WRITTEN PROBLEM: Copy nothing but the text: repeat each entry exactly and drop the images.

PROVIDED RECORDS:
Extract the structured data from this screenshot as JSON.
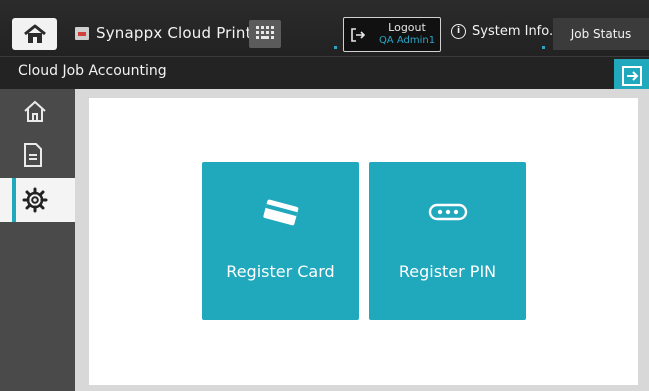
{
  "header": {
    "app_title": "Synappx Cloud Print",
    "logout": {
      "label": "Logout",
      "user": "QA Admin1"
    },
    "system_info_label": "System Info.",
    "job_status_label": "Job Status"
  },
  "titlebar": {
    "title": "Cloud Job Accounting"
  },
  "sidebar": {
    "items": [
      {
        "icon": "home-icon",
        "active": false
      },
      {
        "icon": "document-icon",
        "active": false
      },
      {
        "icon": "settings-gear-icon",
        "active": true
      }
    ]
  },
  "main": {
    "tiles": [
      {
        "label": "Register Card",
        "icon": "card-icon"
      },
      {
        "label": "Register PIN",
        "icon": "pin-icon"
      }
    ]
  },
  "colors": {
    "accent": "#20a8bd",
    "dark_bg": "#1e1e1e",
    "sidebar_bg": "#4a4a4a"
  }
}
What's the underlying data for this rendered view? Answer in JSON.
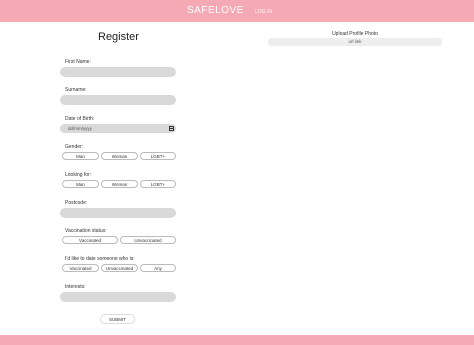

RESULT:
Extract the structured data from this screenshot as JSON.
{
  "header": {
    "app_title": "Synappx Cloud Print",
    "logout": {
      "label": "Logout",
      "user": "QA Admin1"
    },
    "system_info_label": "System Info.",
    "job_status_label": "Job Status"
  },
  "titlebar": {
    "title": "Cloud Job Accounting"
  },
  "sidebar": {
    "items": [
      {
        "icon": "home-icon",
        "active": false
      },
      {
        "icon": "document-icon",
        "active": false
      },
      {
        "icon": "settings-gear-icon",
        "active": true
      }
    ]
  },
  "main": {
    "tiles": [
      {
        "label": "Register Card",
        "icon": "card-icon"
      },
      {
        "label": "Register PIN",
        "icon": "pin-icon"
      }
    ]
  },
  "colors": {
    "accent": "#20a8bd",
    "dark_bg": "#1e1e1e",
    "sidebar_bg": "#4a4a4a"
  }
}
What's the underlying data for this rendered view? Answer in JSON.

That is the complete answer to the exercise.